»»

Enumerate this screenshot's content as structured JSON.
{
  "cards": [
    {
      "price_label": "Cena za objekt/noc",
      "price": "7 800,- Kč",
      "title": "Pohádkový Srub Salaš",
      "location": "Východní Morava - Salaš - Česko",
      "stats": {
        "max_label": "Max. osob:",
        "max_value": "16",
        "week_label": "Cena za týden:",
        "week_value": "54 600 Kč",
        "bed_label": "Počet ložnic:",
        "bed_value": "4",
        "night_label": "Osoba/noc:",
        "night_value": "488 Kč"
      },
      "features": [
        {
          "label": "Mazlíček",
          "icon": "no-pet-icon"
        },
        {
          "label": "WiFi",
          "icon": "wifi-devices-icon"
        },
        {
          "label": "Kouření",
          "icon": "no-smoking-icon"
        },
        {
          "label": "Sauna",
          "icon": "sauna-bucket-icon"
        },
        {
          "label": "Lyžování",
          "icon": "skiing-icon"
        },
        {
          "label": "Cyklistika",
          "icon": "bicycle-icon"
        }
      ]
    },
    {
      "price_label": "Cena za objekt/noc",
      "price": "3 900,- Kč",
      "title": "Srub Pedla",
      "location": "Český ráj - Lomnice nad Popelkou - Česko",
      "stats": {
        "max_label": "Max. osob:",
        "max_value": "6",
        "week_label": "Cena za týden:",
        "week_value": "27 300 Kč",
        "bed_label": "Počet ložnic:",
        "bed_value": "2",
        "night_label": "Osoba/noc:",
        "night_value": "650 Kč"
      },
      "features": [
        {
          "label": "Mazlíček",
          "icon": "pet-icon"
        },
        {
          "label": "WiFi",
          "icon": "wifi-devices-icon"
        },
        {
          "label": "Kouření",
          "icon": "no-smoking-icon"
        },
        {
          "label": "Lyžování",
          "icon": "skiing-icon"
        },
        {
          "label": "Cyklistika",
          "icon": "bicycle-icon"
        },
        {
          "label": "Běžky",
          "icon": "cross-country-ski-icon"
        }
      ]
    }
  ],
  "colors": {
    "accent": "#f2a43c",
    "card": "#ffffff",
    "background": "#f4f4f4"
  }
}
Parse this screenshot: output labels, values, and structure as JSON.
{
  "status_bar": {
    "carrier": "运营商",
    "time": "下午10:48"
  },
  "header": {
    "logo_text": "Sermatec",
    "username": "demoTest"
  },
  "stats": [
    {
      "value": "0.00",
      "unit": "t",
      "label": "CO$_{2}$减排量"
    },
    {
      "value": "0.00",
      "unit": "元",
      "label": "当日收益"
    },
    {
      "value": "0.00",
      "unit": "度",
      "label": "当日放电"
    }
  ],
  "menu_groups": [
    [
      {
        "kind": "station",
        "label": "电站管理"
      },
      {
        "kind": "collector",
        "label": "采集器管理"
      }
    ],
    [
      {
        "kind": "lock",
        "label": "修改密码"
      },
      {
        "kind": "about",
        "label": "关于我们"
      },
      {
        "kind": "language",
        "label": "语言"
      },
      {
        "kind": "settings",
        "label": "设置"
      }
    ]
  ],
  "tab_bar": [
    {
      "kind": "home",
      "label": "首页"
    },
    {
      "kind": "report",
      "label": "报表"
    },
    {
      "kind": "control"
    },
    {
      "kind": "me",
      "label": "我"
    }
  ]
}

««

Set down every line of the listing above again, exactly as given.

§ **Task response**:
Enumerate this screenshot's content as structured JSON.
{
  "cards": [
    {
      "price_label": "Cena za objekt/noc",
      "price": "7 800,- Kč",
      "title": "Pohádkový Srub Salaš",
      "location": "Východní Morava - Salaš - Česko",
      "stats": {
        "max_label": "Max. osob:",
        "max_value": "16",
        "week_label": "Cena za týden:",
        "week_value": "54 600 Kč",
        "bed_label": "Počet ložnic:",
        "bed_value": "4",
        "night_label": "Osoba/noc:",
        "night_value": "488 Kč"
      },
      "features": [
        {
          "label": "Mazlíček",
          "icon": "no-pet-icon"
        },
        {
          "label": "WiFi",
          "icon": "wifi-devices-icon"
        },
        {
          "label": "Kouření",
          "icon": "no-smoking-icon"
        },
        {
          "label": "Sauna",
          "icon": "sauna-bucket-icon"
        },
        {
          "label": "Lyžování",
          "icon": "skiing-icon"
        },
        {
          "label": "Cyklistika",
          "icon": "bicycle-icon"
        }
      ]
    },
    {
      "price_label": "Cena za objekt/noc",
      "price": "3 900,- Kč",
      "title": "Srub Pedla",
      "location": "Český ráj - Lomnice nad Popelkou - Česko",
      "stats": {
        "max_label": "Max. osob:",
        "max_value": "6",
        "week_label": "Cena za týden:",
        "week_value": "27 300 Kč",
        "bed_label": "Počet ložnic:",
        "bed_value": "2",
        "night_label": "Osoba/noc:",
        "night_value": "650 Kč"
      },
      "features": [
        {
          "label": "Mazlíček",
          "icon": "pet-icon"
        },
        {
          "label": "WiFi",
          "icon": "wifi-devices-icon"
        },
        {
          "label": "Kouření",
          "icon": "no-smoking-icon"
        },
        {
          "label": "Lyžování",
          "icon": "skiing-icon"
        },
        {
          "label": "Cyklistika",
          "icon": "bicycle-icon"
        },
        {
          "label": "Běžky",
          "icon": "cross-country-ski-icon"
        }
      ]
    }
  ],
  "colors": {
    "accent": "#f2a43c",
    "card": "#ffffff",
    "background": "#f4f4f4"
  }
}
Parse this screenshot: output labels, values, and structure as JSON.
{
  "status_bar": {
    "carrier": "运营商",
    "time": "下午10:48"
  },
  "header": {
    "logo_text": "Sermatec",
    "username": "demoTest"
  },
  "stats": [
    {
      "value": "0.00",
      "unit": "t",
      "label": "CO$_{2}$减排量"
    },
    {
      "value": "0.00",
      "unit": "元",
      "label": "当日收益"
    },
    {
      "value": "0.00",
      "unit": "度",
      "label": "当日放电"
    }
  ],
  "menu_groups": [
    [
      {
        "kind": "station",
        "label": "电站管理"
      },
      {
        "kind": "collector",
        "label": "采集器管理"
      }
    ],
    [
      {
        "kind": "lock",
        "label": "修改密码"
      },
      {
        "kind": "about",
        "label": "关于我们"
      },
      {
        "kind": "language",
        "label": "语言"
      },
      {
        "kind": "settings",
        "label": "设置"
      }
    ]
  ],
  "tab_bar": [
    {
      "kind": "home",
      "label": "首页"
    },
    {
      "kind": "report",
      "label": "报表"
    },
    {
      "kind": "control"
    },
    {
      "kind": "me",
      "label": "我"
    }
  ]
}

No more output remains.